## START

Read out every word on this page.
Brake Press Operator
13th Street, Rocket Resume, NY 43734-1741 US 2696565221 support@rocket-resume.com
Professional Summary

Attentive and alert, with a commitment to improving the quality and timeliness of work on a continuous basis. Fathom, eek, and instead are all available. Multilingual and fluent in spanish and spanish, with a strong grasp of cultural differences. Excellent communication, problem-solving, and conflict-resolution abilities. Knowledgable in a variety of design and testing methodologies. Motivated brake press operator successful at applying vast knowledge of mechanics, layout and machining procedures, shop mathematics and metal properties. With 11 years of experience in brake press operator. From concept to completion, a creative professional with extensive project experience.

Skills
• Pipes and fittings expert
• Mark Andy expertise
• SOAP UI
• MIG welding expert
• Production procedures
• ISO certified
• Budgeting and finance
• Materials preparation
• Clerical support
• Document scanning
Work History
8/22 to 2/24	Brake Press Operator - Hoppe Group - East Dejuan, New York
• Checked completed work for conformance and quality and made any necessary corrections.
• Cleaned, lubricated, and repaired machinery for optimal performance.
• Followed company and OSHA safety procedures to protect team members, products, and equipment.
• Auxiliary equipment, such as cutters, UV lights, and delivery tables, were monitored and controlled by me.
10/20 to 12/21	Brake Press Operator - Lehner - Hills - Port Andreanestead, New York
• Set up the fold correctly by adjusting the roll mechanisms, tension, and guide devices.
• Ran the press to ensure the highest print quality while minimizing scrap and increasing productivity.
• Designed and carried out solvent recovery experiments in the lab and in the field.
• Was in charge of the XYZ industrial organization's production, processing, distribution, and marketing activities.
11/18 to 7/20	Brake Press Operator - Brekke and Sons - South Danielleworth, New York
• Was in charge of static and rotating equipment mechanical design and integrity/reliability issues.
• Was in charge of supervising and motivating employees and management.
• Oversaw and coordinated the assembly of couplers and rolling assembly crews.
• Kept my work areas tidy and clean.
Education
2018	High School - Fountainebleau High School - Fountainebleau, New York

## END

— Aim of the exercise —
Hand back the material above in full, exactly as written.

— Problem solution —
Read out every word on this page.
Brake Press Operator
13th Street, Rocket Resume, NY 43734-1741 US 2696565221 support@rocket-resume.com
Professional Summary

Attentive and alert, with a commitment to improving the quality and timeliness of work on a continuous basis. Fathom, eek, and instead are all available. Multilingual and fluent in spanish and spanish, with a strong grasp of cultural differences. Excellent communication, problem-solving, and conflict-resolution abilities. Knowledgable in a variety of design and testing methodologies. Motivated brake press operator successful at applying vast knowledge of mechanics, layout and machining procedures, shop mathematics and metal properties. With 11 years of experience in brake press operator. From concept to completion, a creative professional with extensive project experience.

Skills
• Pipes and fittings expert
• Mark Andy expertise
• SOAP UI
• MIG welding expert
• Production procedures
• ISO certified
• Budgeting and finance
• Materials preparation
• Clerical support
• Document scanning
Work History
8/22 to 2/24	Brake Press Operator - Hoppe Group - East Dejuan, New York
• Checked completed work for conformance and quality and made any necessary corrections.
• Cleaned, lubricated, and repaired machinery for optimal performance.
• Followed company and OSHA safety procedures to protect team members, products, and equipment.
• Auxiliary equipment, such as cutters, UV lights, and delivery tables, were monitored and controlled by me.
10/20 to 12/21	Brake Press Operator - Lehner - Hills - Port Andreanestead, New York
• Set up the fold correctly by adjusting the roll mechanisms, tension, and guide devices.
• Ran the press to ensure the highest print quality while minimizing scrap and increasing productivity.
• Designed and carried out solvent recovery experiments in the lab and in the field.
• Was in charge of the XYZ industrial organization's production, processing, distribution, and marketing activities.
11/18 to 7/20	Brake Press Operator - Brekke and Sons - South Danielleworth, New York
• Was in charge of static and rotating equipment mechanical design and integrity/reliability issues.
• Was in charge of supervising and motivating employees and management.
• Oversaw and coordinated the assembly of couplers and rolling assembly crews.
• Kept my work areas tidy and clean.
Education
2018	High School - Fountainebleau High School - Fountainebleau, New York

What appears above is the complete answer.